STATED TASK
Pull each line holding "accesso" out of the entries below.

THE DATA
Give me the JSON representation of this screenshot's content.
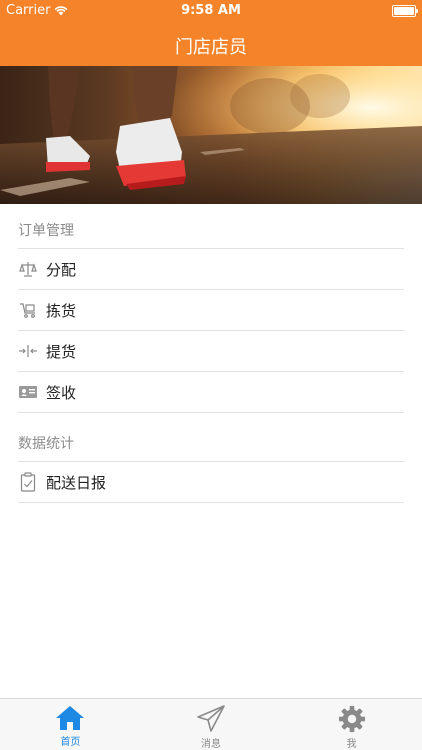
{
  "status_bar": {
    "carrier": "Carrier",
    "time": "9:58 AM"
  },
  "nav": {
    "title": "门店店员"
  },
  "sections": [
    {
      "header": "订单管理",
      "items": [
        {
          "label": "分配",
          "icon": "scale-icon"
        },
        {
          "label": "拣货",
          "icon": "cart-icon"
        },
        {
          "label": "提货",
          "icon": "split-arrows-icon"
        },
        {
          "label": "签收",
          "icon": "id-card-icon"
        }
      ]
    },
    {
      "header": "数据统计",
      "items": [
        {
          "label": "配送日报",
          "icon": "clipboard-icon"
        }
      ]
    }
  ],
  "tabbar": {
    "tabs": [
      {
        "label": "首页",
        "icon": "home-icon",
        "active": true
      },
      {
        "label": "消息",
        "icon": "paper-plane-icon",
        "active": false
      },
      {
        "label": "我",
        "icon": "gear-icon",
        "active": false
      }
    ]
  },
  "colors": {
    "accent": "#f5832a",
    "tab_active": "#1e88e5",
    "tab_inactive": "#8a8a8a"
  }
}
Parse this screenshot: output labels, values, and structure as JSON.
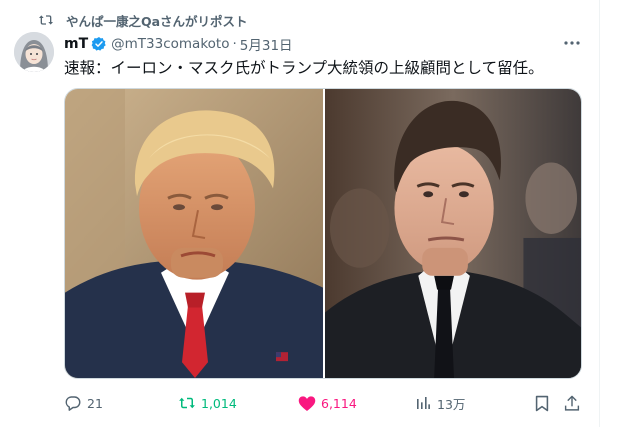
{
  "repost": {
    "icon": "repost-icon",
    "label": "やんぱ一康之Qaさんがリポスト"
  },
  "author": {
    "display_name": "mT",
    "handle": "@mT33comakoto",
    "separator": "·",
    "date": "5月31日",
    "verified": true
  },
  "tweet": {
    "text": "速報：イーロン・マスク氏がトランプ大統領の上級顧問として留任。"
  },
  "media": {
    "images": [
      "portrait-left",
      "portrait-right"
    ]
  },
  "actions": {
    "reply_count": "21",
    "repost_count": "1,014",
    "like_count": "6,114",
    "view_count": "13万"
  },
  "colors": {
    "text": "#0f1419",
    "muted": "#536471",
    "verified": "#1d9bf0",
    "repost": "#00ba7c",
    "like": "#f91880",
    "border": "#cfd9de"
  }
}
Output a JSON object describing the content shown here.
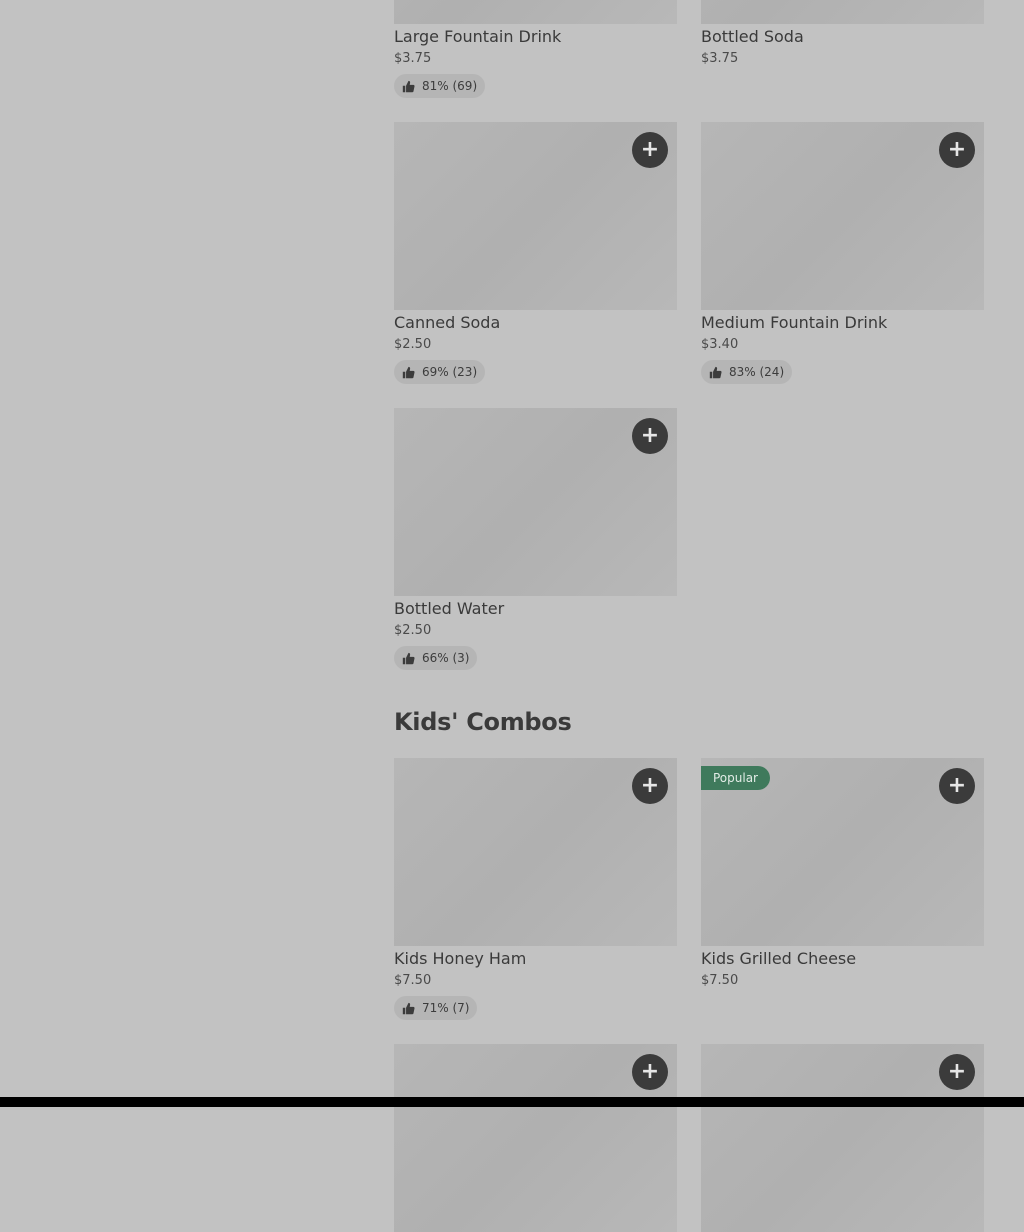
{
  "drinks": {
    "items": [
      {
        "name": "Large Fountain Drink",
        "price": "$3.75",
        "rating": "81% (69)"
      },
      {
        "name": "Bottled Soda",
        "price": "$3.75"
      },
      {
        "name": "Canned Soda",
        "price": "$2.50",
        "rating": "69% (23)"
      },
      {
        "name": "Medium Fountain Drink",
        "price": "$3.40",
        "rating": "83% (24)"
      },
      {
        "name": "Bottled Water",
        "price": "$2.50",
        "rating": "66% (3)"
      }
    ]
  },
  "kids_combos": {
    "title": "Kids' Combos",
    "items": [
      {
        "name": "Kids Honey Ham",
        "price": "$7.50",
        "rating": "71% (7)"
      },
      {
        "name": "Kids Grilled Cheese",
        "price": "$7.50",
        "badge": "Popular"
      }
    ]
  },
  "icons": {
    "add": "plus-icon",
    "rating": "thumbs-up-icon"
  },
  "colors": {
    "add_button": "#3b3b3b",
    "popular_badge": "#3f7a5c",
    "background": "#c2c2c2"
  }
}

--

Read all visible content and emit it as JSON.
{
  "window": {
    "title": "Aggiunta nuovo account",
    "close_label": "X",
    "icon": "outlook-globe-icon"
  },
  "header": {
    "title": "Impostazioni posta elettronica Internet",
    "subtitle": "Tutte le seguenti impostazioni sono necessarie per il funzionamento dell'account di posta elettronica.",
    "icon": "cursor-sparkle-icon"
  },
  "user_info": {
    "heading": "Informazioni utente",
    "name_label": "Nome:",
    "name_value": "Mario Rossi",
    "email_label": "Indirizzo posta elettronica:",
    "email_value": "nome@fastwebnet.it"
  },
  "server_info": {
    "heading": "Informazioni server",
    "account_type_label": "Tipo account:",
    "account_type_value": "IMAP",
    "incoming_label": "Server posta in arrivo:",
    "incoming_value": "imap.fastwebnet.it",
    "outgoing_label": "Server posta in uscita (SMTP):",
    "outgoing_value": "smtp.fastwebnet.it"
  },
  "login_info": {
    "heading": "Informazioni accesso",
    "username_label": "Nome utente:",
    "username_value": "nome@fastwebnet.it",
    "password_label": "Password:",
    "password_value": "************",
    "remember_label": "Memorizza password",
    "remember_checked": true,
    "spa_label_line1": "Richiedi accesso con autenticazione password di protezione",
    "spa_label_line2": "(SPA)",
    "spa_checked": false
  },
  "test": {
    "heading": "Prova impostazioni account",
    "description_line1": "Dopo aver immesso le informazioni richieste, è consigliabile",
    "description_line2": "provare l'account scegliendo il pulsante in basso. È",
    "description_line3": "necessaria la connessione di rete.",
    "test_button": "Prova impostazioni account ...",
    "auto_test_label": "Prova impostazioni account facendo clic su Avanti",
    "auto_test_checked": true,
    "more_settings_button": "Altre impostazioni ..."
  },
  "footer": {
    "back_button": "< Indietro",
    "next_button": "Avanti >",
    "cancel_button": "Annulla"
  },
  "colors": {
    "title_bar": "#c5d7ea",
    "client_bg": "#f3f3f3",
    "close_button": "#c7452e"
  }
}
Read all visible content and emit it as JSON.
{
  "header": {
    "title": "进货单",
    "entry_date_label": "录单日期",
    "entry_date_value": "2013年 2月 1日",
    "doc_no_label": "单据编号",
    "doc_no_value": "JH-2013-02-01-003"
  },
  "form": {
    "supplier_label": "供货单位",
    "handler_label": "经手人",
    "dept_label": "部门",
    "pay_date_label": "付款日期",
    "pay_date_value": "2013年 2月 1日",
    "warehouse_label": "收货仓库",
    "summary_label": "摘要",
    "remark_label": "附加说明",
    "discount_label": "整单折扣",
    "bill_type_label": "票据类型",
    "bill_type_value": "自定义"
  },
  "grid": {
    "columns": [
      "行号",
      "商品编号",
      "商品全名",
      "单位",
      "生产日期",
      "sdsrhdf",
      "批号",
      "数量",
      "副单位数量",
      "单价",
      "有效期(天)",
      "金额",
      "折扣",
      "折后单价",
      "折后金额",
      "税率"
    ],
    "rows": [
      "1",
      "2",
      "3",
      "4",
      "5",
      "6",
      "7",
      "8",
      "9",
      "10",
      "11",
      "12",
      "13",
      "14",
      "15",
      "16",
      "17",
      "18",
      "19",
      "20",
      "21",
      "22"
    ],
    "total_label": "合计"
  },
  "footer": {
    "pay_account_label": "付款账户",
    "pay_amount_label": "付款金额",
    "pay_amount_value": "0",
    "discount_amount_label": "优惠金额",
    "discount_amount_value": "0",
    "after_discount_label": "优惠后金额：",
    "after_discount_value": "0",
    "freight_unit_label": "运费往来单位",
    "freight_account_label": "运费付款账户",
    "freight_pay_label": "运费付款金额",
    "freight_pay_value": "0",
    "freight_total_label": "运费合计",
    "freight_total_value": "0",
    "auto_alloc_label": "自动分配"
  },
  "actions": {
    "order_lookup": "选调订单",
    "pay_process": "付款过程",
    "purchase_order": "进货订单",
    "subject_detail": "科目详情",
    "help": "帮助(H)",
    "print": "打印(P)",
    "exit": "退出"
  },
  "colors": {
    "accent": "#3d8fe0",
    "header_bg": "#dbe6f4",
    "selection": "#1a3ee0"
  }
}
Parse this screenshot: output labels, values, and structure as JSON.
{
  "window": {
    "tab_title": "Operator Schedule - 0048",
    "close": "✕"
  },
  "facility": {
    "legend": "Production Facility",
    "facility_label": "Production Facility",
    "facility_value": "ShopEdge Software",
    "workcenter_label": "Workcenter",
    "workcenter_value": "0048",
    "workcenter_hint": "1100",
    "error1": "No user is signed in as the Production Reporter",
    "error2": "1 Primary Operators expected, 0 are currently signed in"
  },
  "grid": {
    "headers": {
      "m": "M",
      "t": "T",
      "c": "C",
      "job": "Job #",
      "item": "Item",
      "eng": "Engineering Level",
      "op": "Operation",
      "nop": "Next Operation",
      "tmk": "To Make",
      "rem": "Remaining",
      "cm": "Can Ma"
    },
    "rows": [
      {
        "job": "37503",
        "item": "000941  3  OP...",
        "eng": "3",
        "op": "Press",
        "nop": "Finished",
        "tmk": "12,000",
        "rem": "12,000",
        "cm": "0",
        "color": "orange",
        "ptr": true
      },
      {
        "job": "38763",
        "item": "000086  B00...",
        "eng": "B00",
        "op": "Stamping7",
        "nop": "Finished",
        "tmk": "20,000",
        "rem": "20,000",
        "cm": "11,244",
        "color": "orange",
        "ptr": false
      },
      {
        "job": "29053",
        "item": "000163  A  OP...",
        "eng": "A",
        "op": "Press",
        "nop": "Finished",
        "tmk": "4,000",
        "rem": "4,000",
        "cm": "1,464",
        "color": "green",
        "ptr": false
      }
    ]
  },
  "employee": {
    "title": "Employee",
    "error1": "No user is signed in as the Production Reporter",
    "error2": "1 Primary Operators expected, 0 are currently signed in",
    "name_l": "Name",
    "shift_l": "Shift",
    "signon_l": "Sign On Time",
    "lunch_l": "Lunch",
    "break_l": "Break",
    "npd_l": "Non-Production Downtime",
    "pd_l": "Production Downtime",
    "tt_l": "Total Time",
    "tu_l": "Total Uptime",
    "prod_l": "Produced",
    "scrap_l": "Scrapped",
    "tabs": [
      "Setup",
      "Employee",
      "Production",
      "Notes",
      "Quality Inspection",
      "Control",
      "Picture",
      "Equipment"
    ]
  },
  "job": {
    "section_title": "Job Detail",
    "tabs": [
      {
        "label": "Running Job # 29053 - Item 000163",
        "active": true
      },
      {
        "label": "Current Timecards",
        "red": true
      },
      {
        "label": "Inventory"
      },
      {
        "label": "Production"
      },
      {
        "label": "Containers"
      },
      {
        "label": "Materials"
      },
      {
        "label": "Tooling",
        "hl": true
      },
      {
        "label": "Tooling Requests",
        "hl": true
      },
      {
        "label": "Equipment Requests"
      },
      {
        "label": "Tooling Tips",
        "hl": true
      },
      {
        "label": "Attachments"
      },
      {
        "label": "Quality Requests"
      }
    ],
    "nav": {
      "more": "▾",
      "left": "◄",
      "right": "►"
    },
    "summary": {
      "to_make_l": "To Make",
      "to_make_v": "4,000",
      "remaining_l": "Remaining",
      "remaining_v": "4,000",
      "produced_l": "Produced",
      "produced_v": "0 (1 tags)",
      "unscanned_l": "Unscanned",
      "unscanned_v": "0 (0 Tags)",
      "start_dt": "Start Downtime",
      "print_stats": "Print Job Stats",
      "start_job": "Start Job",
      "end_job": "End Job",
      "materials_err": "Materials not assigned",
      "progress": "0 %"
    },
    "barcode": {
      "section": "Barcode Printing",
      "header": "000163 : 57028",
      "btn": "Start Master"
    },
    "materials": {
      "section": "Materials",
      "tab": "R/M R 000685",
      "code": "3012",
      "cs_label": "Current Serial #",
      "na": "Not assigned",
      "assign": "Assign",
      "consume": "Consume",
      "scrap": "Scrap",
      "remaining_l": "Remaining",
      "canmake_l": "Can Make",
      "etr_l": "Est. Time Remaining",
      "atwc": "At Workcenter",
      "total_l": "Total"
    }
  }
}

THE RESULT
    "heading": "Informazioni accesso",
    "spa_label_line1": "Richiedi accesso con autenticazione password di protezione",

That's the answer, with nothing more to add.